EXERCISE DIRECTIONS.
Below are records to repeat exactly. Omit the pictures from the copy.

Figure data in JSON
>>>>>
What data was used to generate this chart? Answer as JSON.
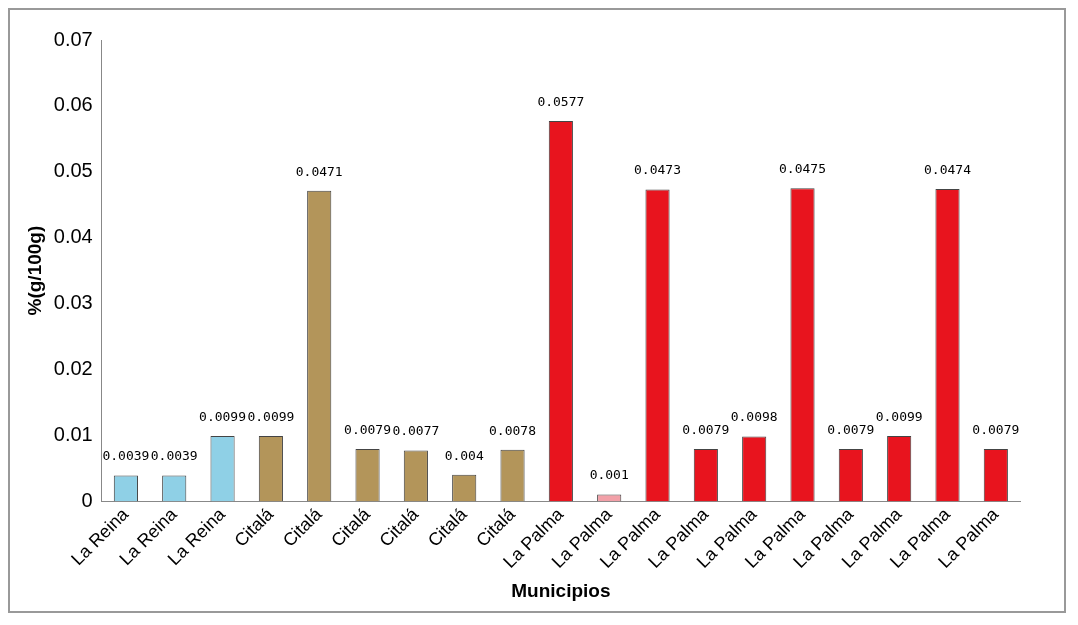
{
  "chart_data": {
    "type": "bar",
    "xlabel": "Municipios",
    "ylabel": "%(g/100g)",
    "categories": [
      "La Reina",
      "La Reina",
      "La Reina",
      "Citalá",
      "Citalá",
      "Citalá",
      "Citalá",
      "Citalá",
      "Citalá",
      "La Palma",
      "La Palma",
      "La Palma",
      "La Palma",
      "La Palma",
      "La Palma",
      "La Palma",
      "La Palma",
      "La Palma",
      "La Palma"
    ],
    "values": [
      0.0039,
      0.0039,
      0.0099,
      0.0099,
      0.0471,
      0.0079,
      0.0077,
      0.004,
      0.0078,
      0.0577,
      0.001,
      0.0473,
      0.0079,
      0.0098,
      0.0475,
      0.0079,
      0.0099,
      0.0474,
      0.0079
    ],
    "colors": [
      "#8fd0e6",
      "#8fd0e6",
      "#8fd0e6",
      "#b3955a",
      "#b3955a",
      "#b3955a",
      "#b3955a",
      "#b3955a",
      "#b3955a",
      "#e8141e",
      "#f2a0a8",
      "#e8141e",
      "#e8141e",
      "#e8141e",
      "#e8141e",
      "#e8141e",
      "#e8141e",
      "#e8141e",
      "#e8141e"
    ],
    "ylim": [
      0,
      0.07
    ],
    "yticks": [
      0,
      0.01,
      0.02,
      0.03,
      0.04,
      0.05,
      0.06,
      0.07
    ],
    "data_labels": true,
    "grid": false,
    "legend": false
  }
}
<<<<<
RESULT BELOW.
What data was used to generate this chart? Answer as JSON.
{
  "chart_data": {
    "type": "bar",
    "xlabel": "Municipios",
    "ylabel": "%(g/100g)",
    "categories": [
      "La Reina",
      "La Reina",
      "La Reina",
      "Citalá",
      "Citalá",
      "Citalá",
      "Citalá",
      "Citalá",
      "Citalá",
      "La Palma",
      "La Palma",
      "La Palma",
      "La Palma",
      "La Palma",
      "La Palma",
      "La Palma",
      "La Palma",
      "La Palma",
      "La Palma"
    ],
    "values": [
      0.0039,
      0.0039,
      0.0099,
      0.0099,
      0.0471,
      0.0079,
      0.0077,
      0.004,
      0.0078,
      0.0577,
      0.001,
      0.0473,
      0.0079,
      0.0098,
      0.0475,
      0.0079,
      0.0099,
      0.0474,
      0.0079
    ],
    "colors": [
      "#8fd0e6",
      "#8fd0e6",
      "#8fd0e6",
      "#b3955a",
      "#b3955a",
      "#b3955a",
      "#b3955a",
      "#b3955a",
      "#b3955a",
      "#e8141e",
      "#f2a0a8",
      "#e8141e",
      "#e8141e",
      "#e8141e",
      "#e8141e",
      "#e8141e",
      "#e8141e",
      "#e8141e",
      "#e8141e"
    ],
    "ylim": [
      0,
      0.07
    ],
    "yticks": [
      0,
      0.01,
      0.02,
      0.03,
      0.04,
      0.05,
      0.06,
      0.07
    ],
    "data_labels": true,
    "grid": false,
    "legend": false
  }
}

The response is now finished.